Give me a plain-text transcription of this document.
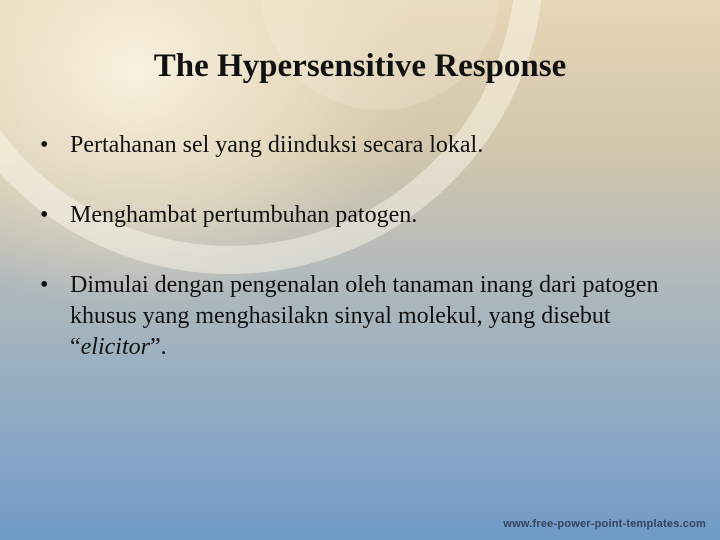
The Hypersensitive Response
• Pertahanan sel yang diinduksi secara lokal.
• Menghambat pertumbuhan patogen.
• Dimulai dengan pengenalan oleh tanaman inang dari patogen khusus yang menghasilakn sinyal molekul, yang disebut “elicitor”.
www.free-power-point-templates.com
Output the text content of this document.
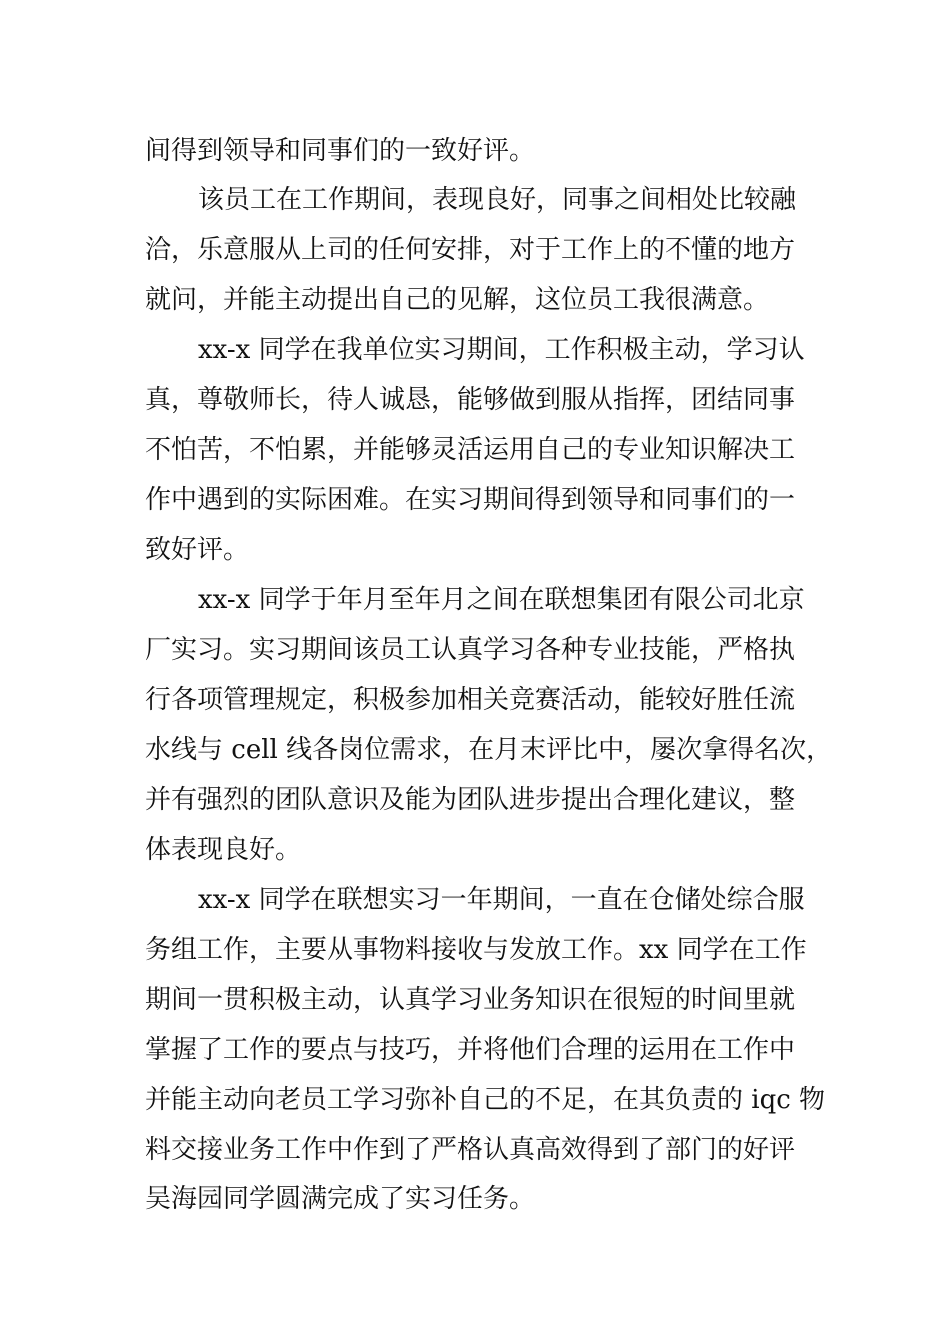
间得到领导和同事们的一致好评。
该员工在工作期间，表现良好，同事之间相处比较融
洽，乐意服从上司的任何安排，对于工作上的不懂的地方
就问，并能主动提出自己的见解，这位员工我很满意。
xx-x 同学在我单位实习期间，工作积极主动，学习认
真，尊敬师长，待人诚恳，能够做到服从指挥，团结同事
不怕苦，不怕累，并能够灵活运用自己的专业知识解决工
作中遇到的实际困难。在实习期间得到领导和同事们的一
致好评。
xx-x 同学于年月至年月之间在联想集团有限公司北京
厂实习。实习期间该员工认真学习各种专业技能，严格执
行各项管理规定，积极参加相关竞赛活动，能较好胜任流
水线与 cell 线各岗位需求，在月末评比中，屡次拿得名次，
并有强烈的团队意识及能为团队进步提出合理化建议，整
体表现良好。
xx-x 同学在联想实习一年期间，一直在仓储处综合服
务组工作，主要从事物料接收与发放工作。xx 同学在工作
期间一贯积极主动，认真学习业务知识在很短的时间里就
掌握了工作的要点与技巧，并将他们合理的运用在工作中
并能主动向老员工学习弥补自己的不足，在其负责的 iqc 物
料交接业务工作中作到了严格认真高效得到了部门的好评
吴海园同学圆满完成了实习任务。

▶ **WORK INSTRUCTIONS**: In the listing, find every line containing the word "this" and list it.

▶ **EXPECTED ANSWER**:
Give me a plain-text transcription of this document.
Output the text content of this document.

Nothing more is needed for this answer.